>>>

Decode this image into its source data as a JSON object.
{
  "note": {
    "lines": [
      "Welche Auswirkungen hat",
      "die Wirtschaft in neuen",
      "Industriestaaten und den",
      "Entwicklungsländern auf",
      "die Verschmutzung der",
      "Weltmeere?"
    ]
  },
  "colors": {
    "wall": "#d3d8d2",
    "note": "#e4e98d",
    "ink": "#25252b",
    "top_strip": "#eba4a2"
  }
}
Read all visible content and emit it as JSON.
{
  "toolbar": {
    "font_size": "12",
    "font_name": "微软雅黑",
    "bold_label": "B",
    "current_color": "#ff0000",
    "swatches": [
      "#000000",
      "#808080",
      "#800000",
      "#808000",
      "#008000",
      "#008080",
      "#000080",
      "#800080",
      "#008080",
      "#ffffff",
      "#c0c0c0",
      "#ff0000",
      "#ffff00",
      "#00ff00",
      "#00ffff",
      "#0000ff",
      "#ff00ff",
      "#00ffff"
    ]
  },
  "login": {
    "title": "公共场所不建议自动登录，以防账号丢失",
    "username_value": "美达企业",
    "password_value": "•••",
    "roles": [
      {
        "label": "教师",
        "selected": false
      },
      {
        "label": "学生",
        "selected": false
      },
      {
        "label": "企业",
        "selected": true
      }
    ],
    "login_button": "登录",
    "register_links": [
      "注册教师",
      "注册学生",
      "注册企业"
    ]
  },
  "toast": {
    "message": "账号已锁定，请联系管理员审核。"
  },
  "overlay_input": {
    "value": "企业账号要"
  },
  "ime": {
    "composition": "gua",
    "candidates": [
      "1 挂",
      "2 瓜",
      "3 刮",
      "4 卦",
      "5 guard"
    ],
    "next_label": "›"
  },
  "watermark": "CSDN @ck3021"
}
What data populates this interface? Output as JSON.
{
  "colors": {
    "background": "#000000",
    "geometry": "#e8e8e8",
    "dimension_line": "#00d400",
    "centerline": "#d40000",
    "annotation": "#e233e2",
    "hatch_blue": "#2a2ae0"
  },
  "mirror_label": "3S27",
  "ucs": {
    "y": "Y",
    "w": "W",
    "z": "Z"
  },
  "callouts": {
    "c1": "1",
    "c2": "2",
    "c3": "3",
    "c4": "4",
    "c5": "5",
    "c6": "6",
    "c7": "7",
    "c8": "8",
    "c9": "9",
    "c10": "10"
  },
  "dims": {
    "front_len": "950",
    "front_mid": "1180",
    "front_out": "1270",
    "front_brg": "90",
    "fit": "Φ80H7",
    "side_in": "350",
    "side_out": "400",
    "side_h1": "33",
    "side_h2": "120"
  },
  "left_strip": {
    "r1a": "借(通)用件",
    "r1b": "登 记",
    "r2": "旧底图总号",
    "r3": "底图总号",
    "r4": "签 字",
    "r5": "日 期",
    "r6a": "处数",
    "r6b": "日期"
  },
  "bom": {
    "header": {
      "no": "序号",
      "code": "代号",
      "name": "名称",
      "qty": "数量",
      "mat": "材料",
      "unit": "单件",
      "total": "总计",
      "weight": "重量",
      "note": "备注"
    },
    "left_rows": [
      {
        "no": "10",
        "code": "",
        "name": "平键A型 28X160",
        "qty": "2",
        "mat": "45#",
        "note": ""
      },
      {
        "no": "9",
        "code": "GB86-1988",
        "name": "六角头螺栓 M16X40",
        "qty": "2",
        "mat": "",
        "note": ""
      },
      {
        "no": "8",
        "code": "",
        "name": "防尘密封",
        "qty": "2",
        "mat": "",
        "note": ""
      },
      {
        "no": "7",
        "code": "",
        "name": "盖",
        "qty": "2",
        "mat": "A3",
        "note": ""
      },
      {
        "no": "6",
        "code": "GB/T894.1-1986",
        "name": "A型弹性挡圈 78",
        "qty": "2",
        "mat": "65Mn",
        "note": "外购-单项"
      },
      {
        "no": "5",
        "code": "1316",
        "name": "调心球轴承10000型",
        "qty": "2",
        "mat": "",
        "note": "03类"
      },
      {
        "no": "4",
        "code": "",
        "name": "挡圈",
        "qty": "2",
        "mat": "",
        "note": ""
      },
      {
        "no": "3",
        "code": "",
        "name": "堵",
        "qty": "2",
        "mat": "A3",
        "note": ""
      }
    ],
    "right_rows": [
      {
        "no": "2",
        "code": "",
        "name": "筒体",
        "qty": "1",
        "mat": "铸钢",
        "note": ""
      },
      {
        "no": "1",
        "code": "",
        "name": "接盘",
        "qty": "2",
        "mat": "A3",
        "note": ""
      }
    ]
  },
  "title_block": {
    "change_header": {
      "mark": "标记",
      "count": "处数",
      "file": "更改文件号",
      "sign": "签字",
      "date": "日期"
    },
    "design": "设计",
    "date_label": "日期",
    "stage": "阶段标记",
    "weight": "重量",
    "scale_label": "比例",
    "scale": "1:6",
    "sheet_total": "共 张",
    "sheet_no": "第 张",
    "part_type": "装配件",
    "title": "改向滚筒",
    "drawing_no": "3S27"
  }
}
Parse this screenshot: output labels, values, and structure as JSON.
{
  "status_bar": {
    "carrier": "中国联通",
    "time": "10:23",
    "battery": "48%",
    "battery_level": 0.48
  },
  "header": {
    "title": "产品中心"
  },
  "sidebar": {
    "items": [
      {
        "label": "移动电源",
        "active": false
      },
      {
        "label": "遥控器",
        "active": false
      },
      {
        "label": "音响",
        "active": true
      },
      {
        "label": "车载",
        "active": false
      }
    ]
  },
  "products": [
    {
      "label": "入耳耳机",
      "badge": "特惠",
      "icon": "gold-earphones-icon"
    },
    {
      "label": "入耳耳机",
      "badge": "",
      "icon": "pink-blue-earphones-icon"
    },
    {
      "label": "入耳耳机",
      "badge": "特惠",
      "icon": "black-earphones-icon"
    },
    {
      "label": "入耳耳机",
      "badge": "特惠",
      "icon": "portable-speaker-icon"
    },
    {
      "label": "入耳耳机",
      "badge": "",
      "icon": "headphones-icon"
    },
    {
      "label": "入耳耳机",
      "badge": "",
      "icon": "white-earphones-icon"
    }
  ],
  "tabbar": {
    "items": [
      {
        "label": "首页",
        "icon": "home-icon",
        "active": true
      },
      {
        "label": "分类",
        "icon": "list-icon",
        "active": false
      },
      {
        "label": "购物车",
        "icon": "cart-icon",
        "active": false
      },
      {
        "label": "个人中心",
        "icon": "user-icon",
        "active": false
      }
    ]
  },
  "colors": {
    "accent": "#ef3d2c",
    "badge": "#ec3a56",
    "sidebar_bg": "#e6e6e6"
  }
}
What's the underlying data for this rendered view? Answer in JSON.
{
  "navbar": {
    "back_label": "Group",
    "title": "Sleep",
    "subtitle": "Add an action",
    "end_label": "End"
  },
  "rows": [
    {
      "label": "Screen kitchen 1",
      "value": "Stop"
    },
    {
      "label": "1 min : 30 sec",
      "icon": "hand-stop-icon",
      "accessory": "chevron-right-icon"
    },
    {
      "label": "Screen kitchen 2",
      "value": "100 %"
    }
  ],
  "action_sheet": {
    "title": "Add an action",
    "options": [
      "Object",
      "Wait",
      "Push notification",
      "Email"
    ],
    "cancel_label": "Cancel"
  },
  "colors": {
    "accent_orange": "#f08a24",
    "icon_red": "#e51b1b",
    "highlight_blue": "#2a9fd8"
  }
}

<<<

▶ Problem to solve:
All of the data needs to be reproduced exactly, with no line missing.

▶ Reply:
Decode this image into its source data as a JSON object.
{
  "note": {
    "lines": [
      "Welche Auswirkungen hat",
      "die Wirtschaft in neuen",
      "Industriestaaten und den",
      "Entwicklungsländern auf",
      "die Verschmutzung der",
      "Weltmeere?"
    ]
  },
  "colors": {
    "wall": "#d3d8d2",
    "note": "#e4e98d",
    "ink": "#25252b",
    "top_strip": "#eba4a2"
  }
}
Read all visible content and emit it as JSON.
{
  "toolbar": {
    "font_size": "12",
    "font_name": "微软雅黑",
    "bold_label": "B",
    "current_color": "#ff0000",
    "swatches": [
      "#000000",
      "#808080",
      "#800000",
      "#808000",
      "#008000",
      "#008080",
      "#000080",
      "#800080",
      "#008080",
      "#ffffff",
      "#c0c0c0",
      "#ff0000",
      "#ffff00",
      "#00ff00",
      "#00ffff",
      "#0000ff",
      "#ff00ff",
      "#00ffff"
    ]
  },
  "login": {
    "title": "公共场所不建议自动登录，以防账号丢失",
    "username_value": "美达企业",
    "password_value": "•••",
    "roles": [
      {
        "label": "教师",
        "selected": false
      },
      {
        "label": "学生",
        "selected": false
      },
      {
        "label": "企业",
        "selected": true
      }
    ],
    "login_button": "登录",
    "register_links": [
      "注册教师",
      "注册学生",
      "注册企业"
    ]
  },
  "toast": {
    "message": "账号已锁定，请联系管理员审核。"
  },
  "overlay_input": {
    "value": "企业账号要"
  },
  "ime": {
    "composition": "gua",
    "candidates": [
      "1 挂",
      "2 瓜",
      "3 刮",
      "4 卦",
      "5 guard"
    ],
    "next_label": "›"
  },
  "watermark": "CSDN @ck3021"
}
What data populates this interface? Output as JSON.
{
  "colors": {
    "background": "#000000",
    "geometry": "#e8e8e8",
    "dimension_line": "#00d400",
    "centerline": "#d40000",
    "annotation": "#e233e2",
    "hatch_blue": "#2a2ae0"
  },
  "mirror_label": "3S27",
  "ucs": {
    "y": "Y",
    "w": "W",
    "z": "Z"
  },
  "callouts": {
    "c1": "1",
    "c2": "2",
    "c3": "3",
    "c4": "4",
    "c5": "5",
    "c6": "6",
    "c7": "7",
    "c8": "8",
    "c9": "9",
    "c10": "10"
  },
  "dims": {
    "front_len": "950",
    "front_mid": "1180",
    "front_out": "1270",
    "front_brg": "90",
    "fit": "Φ80H7",
    "side_in": "350",
    "side_out": "400",
    "side_h1": "33",
    "side_h2": "120"
  },
  "left_strip": {
    "r1a": "借(通)用件",
    "r1b": "登 记",
    "r2": "旧底图总号",
    "r3": "底图总号",
    "r4": "签 字",
    "r5": "日 期",
    "r6a": "处数",
    "r6b": "日期"
  },
  "bom": {
    "header": {
      "no": "序号",
      "code": "代号",
      "name": "名称",
      "qty": "数量",
      "mat": "材料",
      "unit": "单件",
      "total": "总计",
      "weight": "重量",
      "note": "备注"
    },
    "left_rows": [
      {
        "no": "10",
        "code": "",
        "name": "平键A型 28X160",
        "qty": "2",
        "mat": "45#",
        "note": ""
      },
      {
        "no": "9",
        "code": "GB86-1988",
        "name": "六角头螺栓 M16X40",
        "qty": "2",
        "mat": "",
        "note": ""
      },
      {
        "no": "8",
        "code": "",
        "name": "防尘密封",
        "qty": "2",
        "mat": "",
        "note": ""
      },
      {
        "no": "7",
        "code": "",
        "name": "盖",
        "qty": "2",
        "mat": "A3",
        "note": ""
      },
      {
        "no": "6",
        "code": "GB/T894.1-1986",
        "name": "A型弹性挡圈 78",
        "qty": "2",
        "mat": "65Mn",
        "note": "外购-单项"
      },
      {
        "no": "5",
        "code": "1316",
        "name": "调心球轴承10000型",
        "qty": "2",
        "mat": "",
        "note": "03类"
      },
      {
        "no": "4",
        "code": "",
        "name": "挡圈",
        "qty": "2",
        "mat": "",
        "note": ""
      },
      {
        "no": "3",
        "code": "",
        "name": "堵",
        "qty": "2",
        "mat": "A3",
        "note": ""
      }
    ],
    "right_rows": [
      {
        "no": "2",
        "code": "",
        "name": "筒体",
        "qty": "1",
        "mat": "铸钢",
        "note": ""
      },
      {
        "no": "1",
        "code": "",
        "name": "接盘",
        "qty": "2",
        "mat": "A3",
        "note": ""
      }
    ]
  },
  "title_block": {
    "change_header": {
      "mark": "标记",
      "count": "处数",
      "file": "更改文件号",
      "sign": "签字",
      "date": "日期"
    },
    "design": "设计",
    "date_label": "日期",
    "stage": "阶段标记",
    "weight": "重量",
    "scale_label": "比例",
    "scale": "1:6",
    "sheet_total": "共 张",
    "sheet_no": "第 张",
    "part_type": "装配件",
    "title": "改向滚筒",
    "drawing_no": "3S27"
  }
}
Parse this screenshot: output labels, values, and structure as JSON.
{
  "status_bar": {
    "carrier": "中国联通",
    "time": "10:23",
    "battery": "48%",
    "battery_level": 0.48
  },
  "header": {
    "title": "产品中心"
  },
  "sidebar": {
    "items": [
      {
        "label": "移动电源",
        "active": false
      },
      {
        "label": "遥控器",
        "active": false
      },
      {
        "label": "音响",
        "active": true
      },
      {
        "label": "车载",
        "active": false
      }
    ]
  },
  "products": [
    {
      "label": "入耳耳机",
      "badge": "特惠",
      "icon": "gold-earphones-icon"
    },
    {
      "label": "入耳耳机",
      "badge": "",
      "icon": "pink-blue-earphones-icon"
    },
    {
      "label": "入耳耳机",
      "badge": "特惠",
      "icon": "black-earphones-icon"
    },
    {
      "label": "入耳耳机",
      "badge": "特惠",
      "icon": "portable-speaker-icon"
    },
    {
      "label": "入耳耳机",
      "badge": "",
      "icon": "headphones-icon"
    },
    {
      "label": "入耳耳机",
      "badge": "",
      "icon": "white-earphones-icon"
    }
  ],
  "tabbar": {
    "items": [
      {
        "label": "首页",
        "icon": "home-icon",
        "active": true
      },
      {
        "label": "分类",
        "icon": "list-icon",
        "active": false
      },
      {
        "label": "购物车",
        "icon": "cart-icon",
        "active": false
      },
      {
        "label": "个人中心",
        "icon": "user-icon",
        "active": false
      }
    ]
  },
  "colors": {
    "accent": "#ef3d2c",
    "badge": "#ec3a56",
    "sidebar_bg": "#e6e6e6"
  }
}
What's the underlying data for this rendered view? Answer in JSON.
{
  "navbar": {
    "back_label": "Group",
    "title": "Sleep",
    "subtitle": "Add an action",
    "end_label": "End"
  },
  "rows": [
    {
      "label": "Screen kitchen 1",
      "value": "Stop"
    },
    {
      "label": "1 min : 30 sec",
      "icon": "hand-stop-icon",
      "accessory": "chevron-right-icon"
    },
    {
      "label": "Screen kitchen 2",
      "value": "100 %"
    }
  ],
  "action_sheet": {
    "title": "Add an action",
    "options": [
      "Object",
      "Wait",
      "Push notification",
      "Email"
    ],
    "cancel_label": "Cancel"
  },
  "colors": {
    "accent_orange": "#f08a24",
    "icon_red": "#e51b1b",
    "highlight_blue": "#2a9fd8"
  }
}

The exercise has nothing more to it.